→ **Source data**:
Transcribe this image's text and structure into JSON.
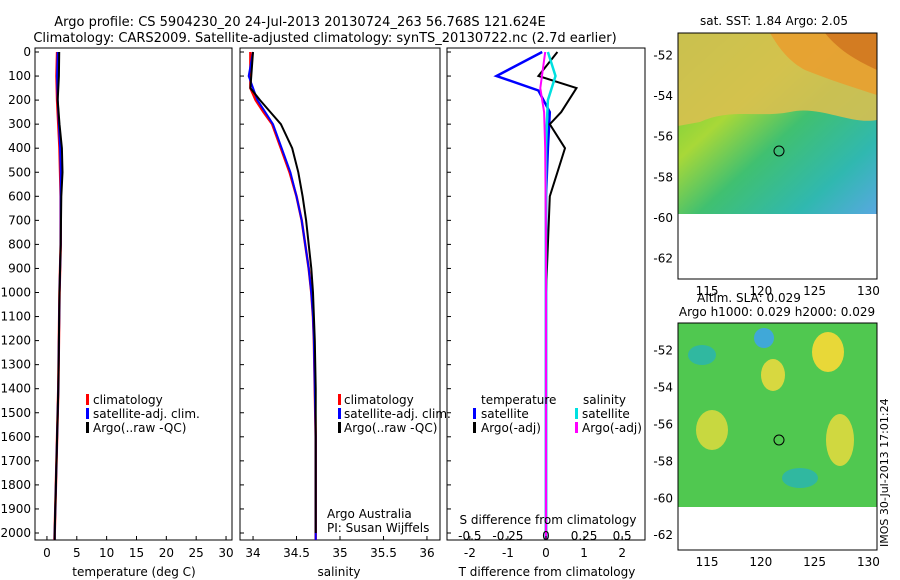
{
  "title_line1": "Argo profile: CS 5904230_20 24-Jul-2013 20130724_263 56.768S 121.624E",
  "title_line2": "Climatology: CARS2009. Satellite-adjusted climatology: synTS_20130722.nc (2.7d earlier)",
  "side_text": "IMOS 30-Jul-2013 17:01:24",
  "depth_ticks": [
    0,
    100,
    200,
    300,
    400,
    500,
    600,
    700,
    800,
    900,
    1000,
    1100,
    1200,
    1300,
    1400,
    1500,
    1600,
    1700,
    1800,
    1900,
    2000
  ],
  "colors": {
    "climatology": "#ff0000",
    "satellite": "#0000ff",
    "argo": "#000000",
    "s_satellite": "#00e0e0",
    "s_argo": "#ff00ff"
  },
  "panel_temp": {
    "xlabel": "temperature (deg C)",
    "xticks": [
      "0",
      "5",
      "10",
      "15",
      "20",
      "25",
      "30"
    ],
    "legend": [
      "climatology",
      "satellite-adj. clim.",
      "Argo(..raw -QC)"
    ]
  },
  "panel_sal": {
    "xlabel": "salinity",
    "xticks": [
      "34",
      "34.5",
      "35",
      "35.5",
      "36"
    ],
    "legend": [
      "climatology",
      "satellite-adj. clim.",
      "Argo(..raw -QC)"
    ],
    "credit1": "Argo Australia",
    "credit2": "PI: Susan Wijffels"
  },
  "panel_diff": {
    "xlabel": "T difference from climatology",
    "xticks": [
      "-2",
      "-1",
      "0",
      "1",
      "2"
    ],
    "s_label": "S difference from climatology",
    "s_ticks": [
      "-0.5",
      "-0.25",
      "0",
      "0.25",
      "0.5"
    ],
    "legend_head_t": "temperature",
    "legend_head_s": "salinity",
    "legend_t": [
      "satellite",
      "Argo(-adj)"
    ],
    "legend_s": [
      "satellite",
      "Argo(-adj)"
    ]
  },
  "map_sst": {
    "title": "sat. SST: 1.84 Argo: 2.05",
    "xticks": [
      "115",
      "120",
      "125",
      "130"
    ],
    "yticks": [
      "-52",
      "-54",
      "-56",
      "-58",
      "-60",
      "-62"
    ]
  },
  "map_sla": {
    "title1": "Altim. SLA: 0.029",
    "title2": "Argo h1000: 0.029 h2000: 0.029",
    "xticks": [
      "115",
      "120",
      "125",
      "130"
    ],
    "yticks": [
      "-52",
      "-54",
      "-56",
      "-58",
      "-60",
      "-62"
    ]
  },
  "chart_data": [
    {
      "type": "line",
      "xlabel": "temperature (deg C)",
      "xlim": [
        -2,
        31
      ],
      "ylim": [
        2080,
        0
      ],
      "series": [
        {
          "name": "climatology",
          "x": [
            1.7,
            1.6,
            1.7,
            1.9,
            2.1,
            2.2,
            2.3,
            2.3,
            2.3,
            2.2,
            2.1,
            2.0,
            1.9,
            1.8,
            1.7,
            1.6,
            1.5,
            1.4,
            1.3,
            1.2
          ],
          "y": [
            0,
            100,
            200,
            300,
            400,
            500,
            600,
            700,
            800,
            900,
            1000,
            1200,
            1400,
            1500,
            1600,
            1700,
            1800,
            1900,
            2000,
            2080
          ]
        },
        {
          "name": "satellite-adj. clim.",
          "x": [
            1.8,
            1.7,
            1.8,
            2.0,
            2.2,
            2.3,
            2.3,
            2.3,
            2.3,
            2.2,
            2.1,
            2.0,
            1.9,
            1.8,
            1.7,
            1.6,
            1.5,
            1.4,
            1.3,
            1.3
          ],
          "y": [
            0,
            100,
            200,
            300,
            400,
            500,
            600,
            700,
            800,
            900,
            1000,
            1200,
            1400,
            1500,
            1600,
            1700,
            1800,
            1900,
            2000,
            2080
          ]
        },
        {
          "name": "Argo(..raw -QC)",
          "x": [
            2.05,
            2.0,
            1.8,
            2.1,
            2.5,
            2.6,
            2.4,
            2.35,
            2.3,
            2.2,
            2.1,
            2.0,
            1.9,
            1.8,
            1.7,
            1.6,
            1.5,
            1.4,
            1.3,
            1.3
          ],
          "y": [
            0,
            100,
            200,
            300,
            400,
            500,
            600,
            700,
            800,
            900,
            1000,
            1200,
            1400,
            1500,
            1600,
            1700,
            1800,
            1900,
            2000,
            2080
          ]
        }
      ]
    },
    {
      "type": "line",
      "xlabel": "salinity",
      "xlim": [
        33.85,
        36.15
      ],
      "ylim": [
        2080,
        0
      ],
      "series": [
        {
          "name": "climatology",
          "x": [
            33.97,
            33.97,
            34.03,
            34.12,
            34.22,
            34.32,
            34.42,
            34.5,
            34.56,
            34.6,
            34.64,
            34.67,
            34.69,
            34.7,
            34.71,
            34.72,
            34.72,
            34.72
          ],
          "y": [
            0,
            150,
            200,
            250,
            300,
            400,
            500,
            600,
            700,
            800,
            900,
            1000,
            1100,
            1200,
            1400,
            1600,
            1800,
            2080
          ]
        },
        {
          "name": "satellite-adj. clim.",
          "x": [
            34.0,
            33.95,
            34.05,
            34.14,
            34.23,
            34.33,
            34.43,
            34.5,
            34.56,
            34.6,
            34.64,
            34.67,
            34.69,
            34.7,
            34.71,
            34.72,
            34.72,
            34.72
          ],
          "y": [
            0,
            100,
            200,
            250,
            300,
            400,
            500,
            600,
            700,
            800,
            900,
            1000,
            1100,
            1200,
            1400,
            1600,
            1800,
            2080
          ]
        },
        {
          "name": "Argo(..raw -QC)",
          "x": [
            34.0,
            33.97,
            34.08,
            34.2,
            34.32,
            34.45,
            34.52,
            34.57,
            34.61,
            34.64,
            34.67,
            34.69,
            34.7,
            34.71,
            34.72,
            34.72
          ],
          "y": [
            0,
            150,
            200,
            250,
            300,
            400,
            500,
            600,
            700,
            800,
            900,
            1000,
            1100,
            1200,
            1400,
            2000
          ]
        }
      ]
    },
    {
      "type": "line",
      "xlabel": "T difference from climatology",
      "xlim": [
        -2.6,
        2.6
      ],
      "ylim": [
        2080,
        0
      ],
      "series": [
        {
          "name": "temperature satellite",
          "x": [
            -0.1,
            -1.3,
            -0.2,
            0.1,
            0.05,
            0.0,
            0.0,
            0.0,
            0.0,
            0.0
          ],
          "y": [
            0,
            100,
            160,
            250,
            400,
            600,
            800,
            1200,
            1600,
            2080
          ]
        },
        {
          "name": "temperature Argo(-adj)",
          "x": [
            0.3,
            -0.2,
            0.8,
            0.4,
            0.1,
            0.5,
            0.3,
            0.1,
            0.05,
            0.0,
            0.0,
            0.0
          ],
          "y": [
            0,
            100,
            150,
            250,
            300,
            400,
            500,
            600,
            800,
            1000,
            1500,
            2080
          ]
        },
        {
          "name": "salinity satellite",
          "x": [
            0.05,
            0.25,
            0.05,
            0.02,
            0.0,
            0.0,
            0.0,
            0.0
          ],
          "y": [
            0,
            100,
            200,
            300,
            400,
            800,
            1400,
            2080
          ]
        },
        {
          "name": "salinity Argo(-adj)",
          "x": [
            -0.02,
            -0.15,
            -0.05,
            -0.02,
            -0.01,
            0.0,
            0.0
          ],
          "y": [
            0,
            150,
            250,
            400,
            600,
            800,
            2080
          ]
        }
      ]
    }
  ]
}
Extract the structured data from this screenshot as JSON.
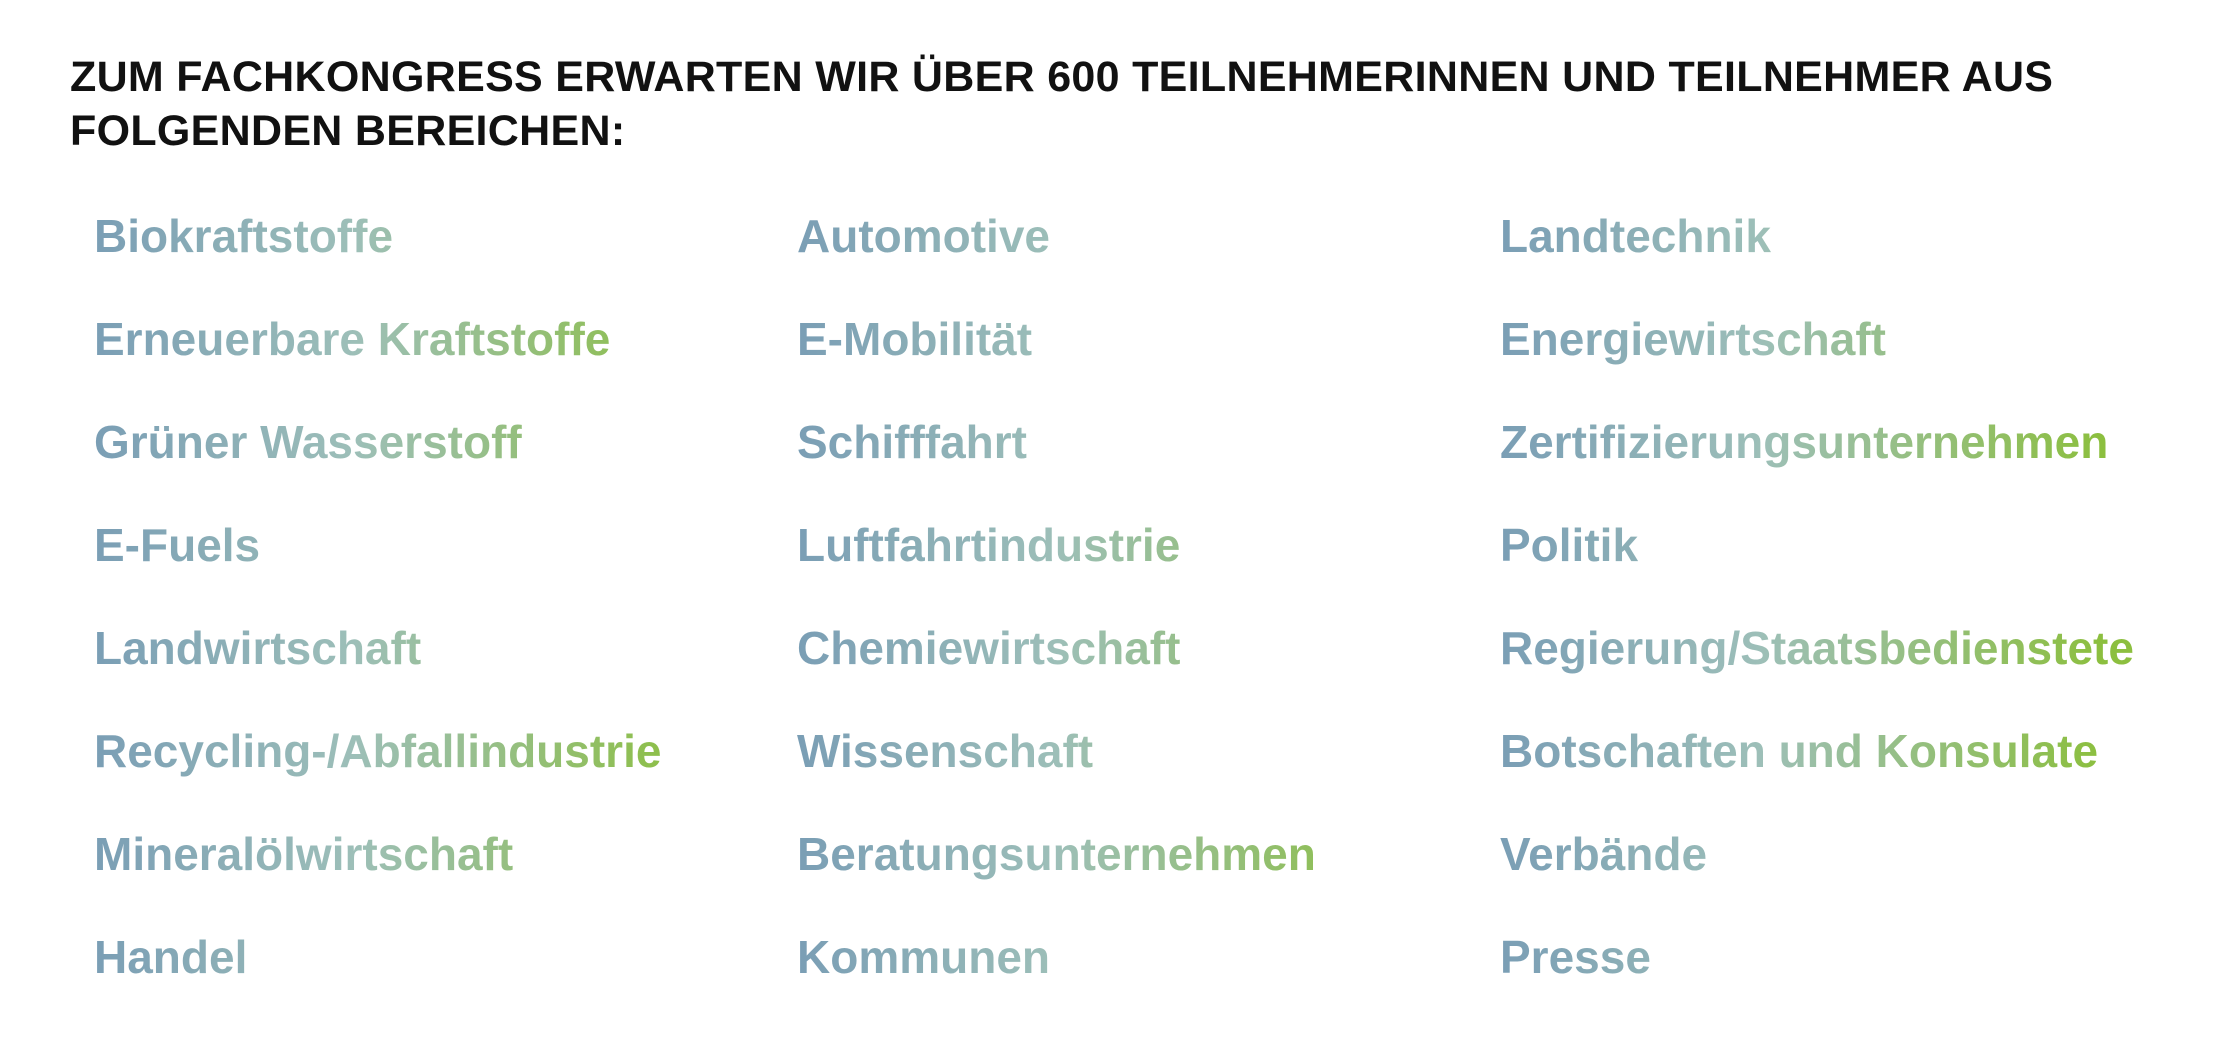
{
  "heading": {
    "line1": "ZUM FACHKONGRESS ERWARTEN WIR ÜBER 600 TEILNEHMERINNEN UND TEILNEHMER AUS",
    "line2": "FOLGENDEN BEREICHEN:"
  },
  "colors": {
    "heading": "#111111",
    "gradient_start": "#7a9eb5",
    "gradient_mid": "#9dbfb8",
    "gradient_end": "#8cbf3f"
  },
  "columns": [
    {
      "items": [
        "Biokraftstoffe",
        "Erneuerbare Kraftstoffe",
        "Grüner Wasserstoff",
        "E-Fuels",
        "Landwirtschaft",
        "Recycling-/Abfallindustrie",
        "Mineralölwirtschaft",
        "Handel"
      ]
    },
    {
      "items": [
        "Automotive",
        "E-Mobilität",
        "Schifffahrt",
        "Luftfahrtindustrie",
        "Chemiewirtschaft",
        "Wissenschaft",
        "Beratungsunternehmen",
        "Kommunen"
      ]
    },
    {
      "items": [
        "Landtechnik",
        "Energiewirtschaft",
        "Zertifizierungsunternehmen",
        "Politik",
        "Regierung/Staatsbedienstete",
        "Botschaften und Konsulate",
        "Verbände",
        "Presse"
      ]
    }
  ]
}
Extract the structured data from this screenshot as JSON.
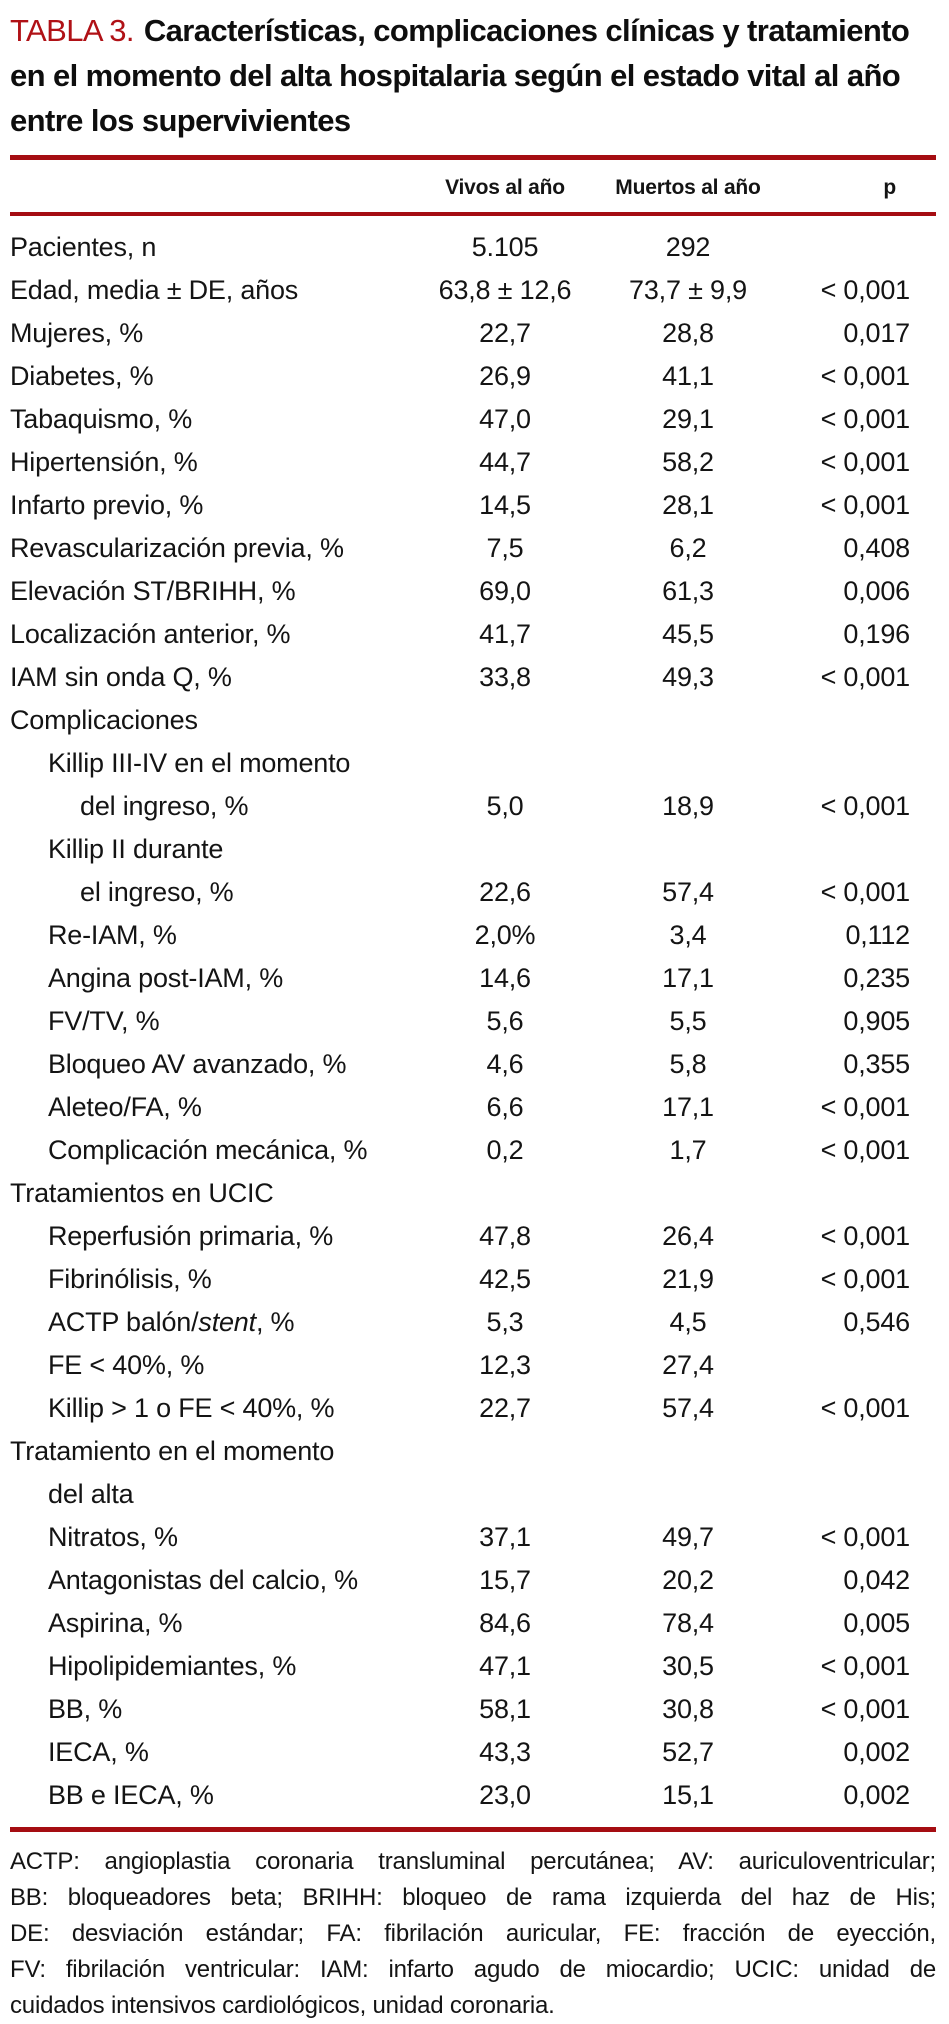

→ **Exercise details**: Show every line where the string "temperature" appears.

→ **Written response**:
    "xlabel": "temperature (deg C)",
    "legend_head_t": "temperature",
      "xlabel": "temperature (deg C)",
          "name": "temperature satellite",
          "name": "temperature Argo(-adj)",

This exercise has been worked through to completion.